[Stored data]
##############################

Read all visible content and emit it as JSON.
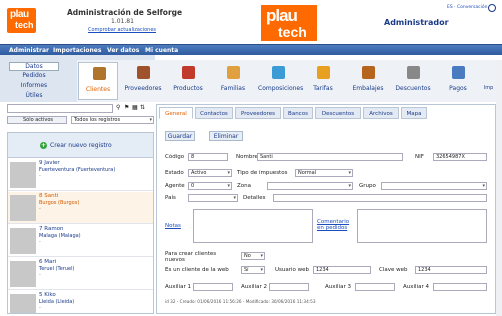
{
  "header": {
    "title": "Administración de Selforge",
    "version": "1.01.81",
    "check_updates": "Comprobar actualizaciones",
    "user": "Administrador",
    "lang": "ES · Conversación",
    "small_logo_top": "plau",
    "small_logo_bottom": "tech",
    "big_logo_top": "plau",
    "big_logo_bottom": "tech"
  },
  "menu": [
    "Administrar",
    "Importaciones",
    "Ver datos",
    "Mi cuenta"
  ],
  "sidebar_links": [
    "Datos",
    "Pedidos",
    "Informes",
    "Útiles"
  ],
  "modules": [
    {
      "label": "Clientes",
      "color": "#b0752c"
    },
    {
      "label": "Proveedores",
      "color": "#a0522d"
    },
    {
      "label": "Productos",
      "color": "#c0392b"
    },
    {
      "label": "Familias",
      "color": "#e0a040"
    },
    {
      "label": "Composiciones",
      "color": "#3a9bd5"
    },
    {
      "label": "Tarifas",
      "color": "#e8a020"
    },
    {
      "label": "Embalajes",
      "color": "#b5651d"
    },
    {
      "label": "Descuentos",
      "color": "#888888"
    },
    {
      "label": "Pagos",
      "color": "#4a7ac0"
    }
  ],
  "module_partial": "Imp",
  "filters": {
    "active": "Sólo activos",
    "all": "Todos los registros"
  },
  "list": {
    "new_record": "Crear nuevo registro",
    "records": [
      {
        "name": "9 Javier",
        "city": "Fuerteventura (Fuerteventura)",
        "extra": "-"
      },
      {
        "name": "8 Santi",
        "city": "Burgos (Burgos)",
        "extra": "-"
      },
      {
        "name": "7 Ramon",
        "city": "Malaga (Malaga)",
        "extra": "-"
      },
      {
        "name": "6 Mari",
        "city": "Teruel (Teruel)",
        "extra": "-"
      },
      {
        "name": "5 Kiko",
        "city": "Lleida (Lleida)",
        "extra": "-"
      }
    ]
  },
  "tabs": [
    "General",
    "Contactos",
    "Proveedores",
    "Bancos",
    "Descuentos",
    "Archivos",
    "Mapa"
  ],
  "buttons": {
    "save": "Guardar",
    "delete": "Eliminar"
  },
  "form": {
    "codigo_label": "Código",
    "codigo_value": "8",
    "nombre_label": "Nombre",
    "nombre_value": "Santi",
    "nif_label": "NIF",
    "nif_value": "32654987X",
    "estado_label": "Estado",
    "estado_value": "Activo",
    "tipo_label": "Tipo de impuestos",
    "tipo_value": "Normal",
    "agente_label": "Agente",
    "agente_value": "0",
    "zona_label": "Zona",
    "grupo_label": "Grupo",
    "pais_label": "País",
    "detalles_label": "Detalles",
    "notas_label": "Notas",
    "comentario_label": "Comentario en pedidos",
    "crear_clientes_label": "Para crear clientes nuevos",
    "crear_clientes_value": "No",
    "cliente_web_label": "Es un cliente de la web",
    "cliente_web_value": "Sí",
    "usuario_web_label": "Usuario web",
    "usuario_web_value": "1234",
    "clave_web_label": "Clave web",
    "clave_web_value": "1234",
    "aux1": "Auxiliar 1",
    "aux2": "Auxiliar 2",
    "aux3": "Auxiliar 3",
    "aux4": "Auxiliar 4",
    "footer": "id 32 - Creado: 01/06/2016 11:56:26 - Modificado: 30/06/2016 11:34:53"
  },
  "chart_data": {
    "type": "table",
    "title": "",
    "columns": [
      "name",
      "city"
    ],
    "rows": [
      [
        "9 Javier",
        "Fuerteventura (Fuerteventura)"
      ],
      [
        "8 Santi",
        "Burgos (Burgos)"
      ],
      [
        "7 Ramon",
        "Malaga (Malaga)"
      ],
      [
        "6 Mari",
        "Teruel (Teruel)"
      ],
      [
        "5 Kiko",
        "Lleida (Lleida)"
      ]
    ]
  }
}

##############################

# Given problem:
Retype every record above exactly as written, but leave out the pictures.

# Written reply:
Read all visible content and emit it as JSON.
{
  "header": {
    "title": "Administración de Selforge",
    "version": "1.01.81",
    "check_updates": "Comprobar actualizaciones",
    "user": "Administrador",
    "lang": "ES · Conversación",
    "small_logo_top": "plau",
    "small_logo_bottom": "tech",
    "big_logo_top": "plau",
    "big_logo_bottom": "tech"
  },
  "menu": [
    "Administrar",
    "Importaciones",
    "Ver datos",
    "Mi cuenta"
  ],
  "sidebar_links": [
    "Datos",
    "Pedidos",
    "Informes",
    "Útiles"
  ],
  "modules": [
    {
      "label": "Clientes",
      "color": "#b0752c"
    },
    {
      "label": "Proveedores",
      "color": "#a0522d"
    },
    {
      "label": "Productos",
      "color": "#c0392b"
    },
    {
      "label": "Familias",
      "color": "#e0a040"
    },
    {
      "label": "Composiciones",
      "color": "#3a9bd5"
    },
    {
      "label": "Tarifas",
      "color": "#e8a020"
    },
    {
      "label": "Embalajes",
      "color": "#b5651d"
    },
    {
      "label": "Descuentos",
      "color": "#888888"
    },
    {
      "label": "Pagos",
      "color": "#4a7ac0"
    }
  ],
  "module_partial": "Imp",
  "filters": {
    "active": "Sólo activos",
    "all": "Todos los registros"
  },
  "list": {
    "new_record": "Crear nuevo registro",
    "records": [
      {
        "name": "9 Javier",
        "city": "Fuerteventura (Fuerteventura)",
        "extra": "-"
      },
      {
        "name": "8 Santi",
        "city": "Burgos (Burgos)",
        "extra": "-"
      },
      {
        "name": "7 Ramon",
        "city": "Malaga (Malaga)",
        "extra": "-"
      },
      {
        "name": "6 Mari",
        "city": "Teruel (Teruel)",
        "extra": "-"
      },
      {
        "name": "5 Kiko",
        "city": "Lleida (Lleida)",
        "extra": "-"
      }
    ]
  },
  "tabs": [
    "General",
    "Contactos",
    "Proveedores",
    "Bancos",
    "Descuentos",
    "Archivos",
    "Mapa"
  ],
  "buttons": {
    "save": "Guardar",
    "delete": "Eliminar"
  },
  "form": {
    "codigo_label": "Código",
    "codigo_value": "8",
    "nombre_label": "Nombre",
    "nombre_value": "Santi",
    "nif_label": "NIF",
    "nif_value": "32654987X",
    "estado_label": "Estado",
    "estado_value": "Activo",
    "tipo_label": "Tipo de impuestos",
    "tipo_value": "Normal",
    "agente_label": "Agente",
    "agente_value": "0",
    "zona_label": "Zona",
    "grupo_label": "Grupo",
    "pais_label": "País",
    "detalles_label": "Detalles",
    "notas_label": "Notas",
    "comentario_label": "Comentario en pedidos",
    "crear_clientes_label": "Para crear clientes nuevos",
    "crear_clientes_value": "No",
    "cliente_web_label": "Es un cliente de la web",
    "cliente_web_value": "Sí",
    "usuario_web_label": "Usuario web",
    "usuario_web_value": "1234",
    "clave_web_label": "Clave web",
    "clave_web_value": "1234",
    "aux1": "Auxiliar 1",
    "aux2": "Auxiliar 2",
    "aux3": "Auxiliar 3",
    "aux4": "Auxiliar 4",
    "footer": "id 32 - Creado: 01/06/2016 11:56:26 - Modificado: 30/06/2016 11:34:53"
  },
  "chart_data": {
    "type": "table",
    "title": "",
    "columns": [
      "name",
      "city"
    ],
    "rows": [
      [
        "9 Javier",
        "Fuerteventura (Fuerteventura)"
      ],
      [
        "8 Santi",
        "Burgos (Burgos)"
      ],
      [
        "7 Ramon",
        "Malaga (Malaga)"
      ],
      [
        "6 Mari",
        "Teruel (Teruel)"
      ],
      [
        "5 Kiko",
        "Lleida (Lleida)"
      ]
    ]
  }
}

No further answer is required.